* INSTRUCTIONS FOR THE TASK: Format the data below as a numbered list, omitting any blank lines.

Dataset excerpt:
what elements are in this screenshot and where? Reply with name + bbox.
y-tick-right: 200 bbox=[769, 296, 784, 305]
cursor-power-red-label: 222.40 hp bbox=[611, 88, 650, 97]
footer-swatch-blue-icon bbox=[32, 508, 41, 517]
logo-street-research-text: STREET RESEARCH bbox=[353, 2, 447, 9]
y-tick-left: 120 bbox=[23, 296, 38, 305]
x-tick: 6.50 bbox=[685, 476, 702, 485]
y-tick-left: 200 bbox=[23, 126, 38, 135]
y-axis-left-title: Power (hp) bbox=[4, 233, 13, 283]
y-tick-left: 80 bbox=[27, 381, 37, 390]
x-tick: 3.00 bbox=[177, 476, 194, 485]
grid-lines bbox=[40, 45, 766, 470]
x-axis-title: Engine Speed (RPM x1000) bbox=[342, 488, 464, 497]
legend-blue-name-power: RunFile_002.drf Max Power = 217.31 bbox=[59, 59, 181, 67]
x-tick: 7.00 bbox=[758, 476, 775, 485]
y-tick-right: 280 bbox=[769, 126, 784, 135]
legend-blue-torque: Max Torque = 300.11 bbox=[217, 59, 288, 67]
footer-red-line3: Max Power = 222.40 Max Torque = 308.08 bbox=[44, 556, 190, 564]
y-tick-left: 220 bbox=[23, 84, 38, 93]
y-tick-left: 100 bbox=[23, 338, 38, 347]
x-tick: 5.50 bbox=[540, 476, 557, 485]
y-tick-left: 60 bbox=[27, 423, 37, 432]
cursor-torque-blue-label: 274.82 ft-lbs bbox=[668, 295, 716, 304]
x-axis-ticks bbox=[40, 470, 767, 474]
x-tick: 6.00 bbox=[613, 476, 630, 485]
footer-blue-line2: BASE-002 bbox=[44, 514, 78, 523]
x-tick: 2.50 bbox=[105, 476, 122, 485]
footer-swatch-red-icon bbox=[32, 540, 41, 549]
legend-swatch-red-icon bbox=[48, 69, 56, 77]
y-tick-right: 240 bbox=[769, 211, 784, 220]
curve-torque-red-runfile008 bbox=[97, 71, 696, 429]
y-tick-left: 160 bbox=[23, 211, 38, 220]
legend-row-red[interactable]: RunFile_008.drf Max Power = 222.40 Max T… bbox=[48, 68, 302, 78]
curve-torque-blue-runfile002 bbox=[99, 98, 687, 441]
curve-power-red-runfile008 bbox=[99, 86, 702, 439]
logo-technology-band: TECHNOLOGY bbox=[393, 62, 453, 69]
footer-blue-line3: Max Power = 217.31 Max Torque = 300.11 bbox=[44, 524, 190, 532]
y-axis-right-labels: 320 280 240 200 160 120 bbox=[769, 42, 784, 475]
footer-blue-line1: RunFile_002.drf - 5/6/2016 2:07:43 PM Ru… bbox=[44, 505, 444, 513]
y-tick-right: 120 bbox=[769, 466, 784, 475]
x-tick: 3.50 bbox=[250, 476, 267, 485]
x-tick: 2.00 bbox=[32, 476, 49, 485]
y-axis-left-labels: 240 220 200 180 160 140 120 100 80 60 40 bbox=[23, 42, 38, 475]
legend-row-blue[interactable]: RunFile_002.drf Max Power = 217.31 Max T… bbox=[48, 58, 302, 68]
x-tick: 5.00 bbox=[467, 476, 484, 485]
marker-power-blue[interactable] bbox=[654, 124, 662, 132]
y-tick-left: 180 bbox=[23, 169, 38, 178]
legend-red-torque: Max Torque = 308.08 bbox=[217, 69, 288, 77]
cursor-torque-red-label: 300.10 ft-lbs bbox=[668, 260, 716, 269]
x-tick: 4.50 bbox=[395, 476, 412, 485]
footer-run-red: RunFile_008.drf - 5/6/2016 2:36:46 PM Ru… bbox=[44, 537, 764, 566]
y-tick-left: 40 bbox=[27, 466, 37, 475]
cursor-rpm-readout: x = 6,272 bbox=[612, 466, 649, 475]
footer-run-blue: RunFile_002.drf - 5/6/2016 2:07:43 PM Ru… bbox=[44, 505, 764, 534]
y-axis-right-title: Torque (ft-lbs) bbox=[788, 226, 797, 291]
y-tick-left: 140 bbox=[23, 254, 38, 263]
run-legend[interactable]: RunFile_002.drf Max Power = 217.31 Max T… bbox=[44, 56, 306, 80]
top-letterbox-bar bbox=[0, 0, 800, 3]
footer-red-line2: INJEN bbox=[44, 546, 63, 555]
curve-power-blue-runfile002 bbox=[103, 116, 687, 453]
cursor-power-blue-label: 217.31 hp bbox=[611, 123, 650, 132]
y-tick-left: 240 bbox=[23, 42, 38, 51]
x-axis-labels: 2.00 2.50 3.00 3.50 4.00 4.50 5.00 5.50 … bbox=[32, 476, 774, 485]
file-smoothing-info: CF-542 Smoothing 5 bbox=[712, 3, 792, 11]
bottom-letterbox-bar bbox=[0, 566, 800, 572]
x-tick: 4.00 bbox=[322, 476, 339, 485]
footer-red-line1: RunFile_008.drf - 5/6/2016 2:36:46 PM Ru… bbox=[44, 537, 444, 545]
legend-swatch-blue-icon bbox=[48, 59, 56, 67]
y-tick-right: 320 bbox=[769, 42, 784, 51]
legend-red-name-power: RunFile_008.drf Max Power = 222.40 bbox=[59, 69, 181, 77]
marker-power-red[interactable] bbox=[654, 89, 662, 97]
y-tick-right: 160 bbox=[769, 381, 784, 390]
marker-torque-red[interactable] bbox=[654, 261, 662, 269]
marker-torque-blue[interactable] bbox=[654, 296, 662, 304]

* THE ANSWER:
1. what elements are in this screenshot and where? Reply with name + bbox.
2. y-tick-right: 200 bbox=[769, 296, 784, 305]
3. cursor-power-red-label: 222.40 hp bbox=[611, 88, 650, 97]
4. footer-swatch-blue-icon bbox=[32, 508, 41, 517]
5. logo-street-research-text: STREET RESEARCH bbox=[353, 2, 447, 9]
6. y-tick-left: 120 bbox=[23, 296, 38, 305]
7. x-tick: 6.50 bbox=[685, 476, 702, 485]
8. y-tick-left: 200 bbox=[23, 126, 38, 135]
9. y-axis-left-title: Power (hp) bbox=[4, 233, 13, 283]
10. y-tick-left: 80 bbox=[27, 381, 37, 390]
11. x-tick: 3.00 bbox=[177, 476, 194, 485]
12. grid-lines bbox=[40, 45, 766, 470]
13. x-axis-title: Engine Speed (RPM x1000) bbox=[342, 488, 464, 497]
14. legend-blue-name-power: RunFile_002.drf Max Power = 217.31 bbox=[59, 59, 181, 67]
15. x-tick: 7.00 bbox=[758, 476, 775, 485]
16. y-tick-right: 280 bbox=[769, 126, 784, 135]
17. legend-blue-torque: Max Torque = 300.11 bbox=[217, 59, 288, 67]
18. footer-red-line3: Max Power = 222.40 Max Torque = 308.08 bbox=[44, 556, 190, 564]
19. y-tick-left: 220 bbox=[23, 84, 38, 93]
20. y-tick-left: 100 bbox=[23, 338, 38, 347]
21. x-tick: 5.50 bbox=[540, 476, 557, 485]
22. y-tick-left: 60 bbox=[27, 423, 37, 432]
23. cursor-torque-blue-label: 274.82 ft-lbs bbox=[668, 295, 716, 304]
24. x-axis-ticks bbox=[40, 470, 767, 474]
25. x-tick: 6.00 bbox=[613, 476, 630, 485]
26. footer-blue-line2: BASE-002 bbox=[44, 514, 78, 523]
27. x-tick: 2.50 bbox=[105, 476, 122, 485]
28. footer-swatch-red-icon bbox=[32, 540, 41, 549]
29. legend-swatch-red-icon bbox=[48, 69, 56, 77]
30. y-tick-right: 240 bbox=[769, 211, 784, 220]
31. curve-torque-red-runfile008 bbox=[97, 71, 696, 429]
32. y-tick-left: 160 bbox=[23, 211, 38, 220]
33. legend-row-red[interactable]: RunFile_008.drf Max Power = 222.40 Max T… bbox=[48, 68, 302, 78]
34. curve-torque-blue-runfile002 bbox=[99, 98, 687, 441]
35. curve-power-red-runfile008 bbox=[99, 86, 702, 439]
36. logo-technology-band: TECHNOLOGY bbox=[393, 62, 453, 69]
37. footer-blue-line3: Max Power = 217.31 Max Torque = 300.11 bbox=[44, 524, 190, 532]
38. y-axis-right-labels: 320 280 240 200 160 120 bbox=[769, 42, 784, 475]
39. footer-blue-line1: RunFile_002.drf - 5/6/2016 2:07:43 PM Ru… bbox=[44, 505, 444, 513]
40. y-tick-right: 120 bbox=[769, 466, 784, 475]
41. x-tick: 3.50 bbox=[250, 476, 267, 485]
42. x-tick: 2.00 bbox=[32, 476, 49, 485]
43. y-axis-left-labels: 240 220 200 180 160 140 120 100 80 60 40 bbox=[23, 42, 38, 475]
44. legend-row-blue[interactable]: RunFile_002.drf Max Power = 217.31 Max T… bbox=[48, 58, 302, 68]
45. x-tick: 5.00 bbox=[467, 476, 484, 485]
46. marker-power-blue[interactable] bbox=[654, 124, 662, 132]
47. y-tick-left: 180 bbox=[23, 169, 38, 178]
48. legend-red-torque: Max Torque = 308.08 bbox=[217, 69, 288, 77]
49. cursor-torque-red-label: 300.10 ft-lbs bbox=[668, 260, 716, 269]
50. x-tick: 4.50 bbox=[395, 476, 412, 485]
51. footer-run-red: RunFile_008.drf - 5/6/2016 2:36:46 PM Ru… bbox=[44, 537, 764, 566]
52. y-tick-left: 40 bbox=[27, 466, 37, 475]
53. cursor-rpm-readout: x = 6,272 bbox=[612, 466, 649, 475]
54. footer-run-blue: RunFile_002.drf - 5/6/2016 2:07:43 PM Ru… bbox=[44, 505, 764, 534]
55. y-axis-right-title: Torque (ft-lbs) bbox=[788, 226, 797, 291]
56. y-tick-left: 140 bbox=[23, 254, 38, 263]
57. run-legend[interactable]: RunFile_002.drf Max Power = 217.31 Max T… bbox=[44, 56, 306, 80]
58. top-letterbox-bar bbox=[0, 0, 800, 3]
59. footer-red-line2: INJEN bbox=[44, 546, 63, 555]
60. curve-power-blue-runfile002 bbox=[103, 116, 687, 453]
61. cursor-power-blue-label: 217.31 hp bbox=[611, 123, 650, 132]
62. y-tick-left: 240 bbox=[23, 42, 38, 51]
63. x-axis-labels: 2.00 2.50 3.00 3.50 4.00 4.50 5.00 5.50 … bbox=[32, 476, 774, 485]
64. file-smoothing-info: CF-542 Smoothing 5 bbox=[712, 3, 792, 11]
65. bottom-letterbox-bar bbox=[0, 566, 800, 572]
66. x-tick: 4.00 bbox=[322, 476, 339, 485]
67. footer-red-line1: RunFile_008.drf - 5/6/2016 2:36:46 PM Ru… bbox=[44, 537, 444, 545]
68. legend-swatch-blue-icon bbox=[48, 59, 56, 67]
69. y-tick-right: 320 bbox=[769, 42, 784, 51]
70. legend-red-name-power: RunFile_008.drf Max Power = 222.40 bbox=[59, 69, 181, 77]
71. marker-power-red[interactable] bbox=[654, 89, 662, 97]
72. y-tick-right: 160 bbox=[769, 381, 784, 390]
73. marker-torque-red[interactable] bbox=[654, 261, 662, 269]
74. marker-torque-blue[interactable] bbox=[654, 296, 662, 304]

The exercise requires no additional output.